BEGIN

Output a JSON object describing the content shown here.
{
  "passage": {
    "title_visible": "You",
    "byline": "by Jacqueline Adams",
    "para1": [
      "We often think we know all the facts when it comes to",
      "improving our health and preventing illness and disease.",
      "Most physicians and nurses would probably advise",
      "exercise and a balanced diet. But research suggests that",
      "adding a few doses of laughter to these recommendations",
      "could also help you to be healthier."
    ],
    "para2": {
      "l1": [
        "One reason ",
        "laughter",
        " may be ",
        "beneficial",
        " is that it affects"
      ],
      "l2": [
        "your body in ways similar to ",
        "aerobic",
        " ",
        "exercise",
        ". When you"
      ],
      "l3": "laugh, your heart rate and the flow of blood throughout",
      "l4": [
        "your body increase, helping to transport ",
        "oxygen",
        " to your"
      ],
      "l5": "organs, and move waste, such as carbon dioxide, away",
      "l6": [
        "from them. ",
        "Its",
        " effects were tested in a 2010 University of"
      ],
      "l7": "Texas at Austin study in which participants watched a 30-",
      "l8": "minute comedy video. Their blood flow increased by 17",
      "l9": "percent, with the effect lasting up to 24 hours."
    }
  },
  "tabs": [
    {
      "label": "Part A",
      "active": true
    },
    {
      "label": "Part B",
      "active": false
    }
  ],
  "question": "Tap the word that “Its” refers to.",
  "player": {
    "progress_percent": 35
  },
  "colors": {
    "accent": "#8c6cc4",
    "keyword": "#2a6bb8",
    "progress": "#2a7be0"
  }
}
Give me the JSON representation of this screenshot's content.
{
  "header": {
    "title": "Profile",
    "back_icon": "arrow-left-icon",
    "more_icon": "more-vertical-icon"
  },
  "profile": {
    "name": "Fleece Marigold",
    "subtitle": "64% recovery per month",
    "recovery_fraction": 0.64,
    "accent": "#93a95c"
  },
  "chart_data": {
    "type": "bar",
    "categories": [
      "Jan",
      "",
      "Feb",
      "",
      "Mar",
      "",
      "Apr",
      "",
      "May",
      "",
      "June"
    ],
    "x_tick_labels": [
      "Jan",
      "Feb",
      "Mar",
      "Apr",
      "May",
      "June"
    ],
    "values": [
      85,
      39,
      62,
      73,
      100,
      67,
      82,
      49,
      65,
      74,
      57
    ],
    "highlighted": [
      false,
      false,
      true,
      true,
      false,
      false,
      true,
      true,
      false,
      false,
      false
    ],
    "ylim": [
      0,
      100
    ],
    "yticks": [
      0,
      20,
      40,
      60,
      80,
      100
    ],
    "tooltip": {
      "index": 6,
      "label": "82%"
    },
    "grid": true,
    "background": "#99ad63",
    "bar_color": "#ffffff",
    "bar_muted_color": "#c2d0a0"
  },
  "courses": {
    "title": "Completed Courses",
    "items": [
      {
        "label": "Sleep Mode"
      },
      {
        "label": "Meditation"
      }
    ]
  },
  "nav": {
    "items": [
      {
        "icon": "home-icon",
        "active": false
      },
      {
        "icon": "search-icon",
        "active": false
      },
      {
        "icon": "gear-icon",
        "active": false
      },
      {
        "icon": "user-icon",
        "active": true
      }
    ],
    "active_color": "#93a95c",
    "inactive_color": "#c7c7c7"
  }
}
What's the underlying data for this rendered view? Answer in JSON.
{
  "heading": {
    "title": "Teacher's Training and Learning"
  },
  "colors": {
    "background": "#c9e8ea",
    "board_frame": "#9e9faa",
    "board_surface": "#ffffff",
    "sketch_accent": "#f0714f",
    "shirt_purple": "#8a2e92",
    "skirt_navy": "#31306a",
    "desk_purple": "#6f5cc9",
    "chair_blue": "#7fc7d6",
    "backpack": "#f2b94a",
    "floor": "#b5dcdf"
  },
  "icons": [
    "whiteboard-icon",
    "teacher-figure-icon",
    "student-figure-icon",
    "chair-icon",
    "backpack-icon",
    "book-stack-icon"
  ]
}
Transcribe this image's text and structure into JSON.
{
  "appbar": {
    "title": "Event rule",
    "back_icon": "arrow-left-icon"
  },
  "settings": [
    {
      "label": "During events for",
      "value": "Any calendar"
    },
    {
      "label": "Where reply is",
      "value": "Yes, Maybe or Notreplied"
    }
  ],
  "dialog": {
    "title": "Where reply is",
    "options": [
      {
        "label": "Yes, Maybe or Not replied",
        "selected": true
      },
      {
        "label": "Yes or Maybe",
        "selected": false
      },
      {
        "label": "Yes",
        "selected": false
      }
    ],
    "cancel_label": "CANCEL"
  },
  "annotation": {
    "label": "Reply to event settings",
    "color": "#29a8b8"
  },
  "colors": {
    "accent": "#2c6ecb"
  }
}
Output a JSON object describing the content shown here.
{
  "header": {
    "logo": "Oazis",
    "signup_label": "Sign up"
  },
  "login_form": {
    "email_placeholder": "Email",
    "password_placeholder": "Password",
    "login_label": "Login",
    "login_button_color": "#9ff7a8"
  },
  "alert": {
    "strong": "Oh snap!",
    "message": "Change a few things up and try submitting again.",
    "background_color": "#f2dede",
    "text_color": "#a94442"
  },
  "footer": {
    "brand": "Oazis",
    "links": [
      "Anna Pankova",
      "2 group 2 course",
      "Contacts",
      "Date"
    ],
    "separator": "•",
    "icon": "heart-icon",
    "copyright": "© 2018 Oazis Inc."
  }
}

END

Wherever the string "figure" appears in the entries above, list that line.

    "teacher-figure-icon",
    "student-figure-icon",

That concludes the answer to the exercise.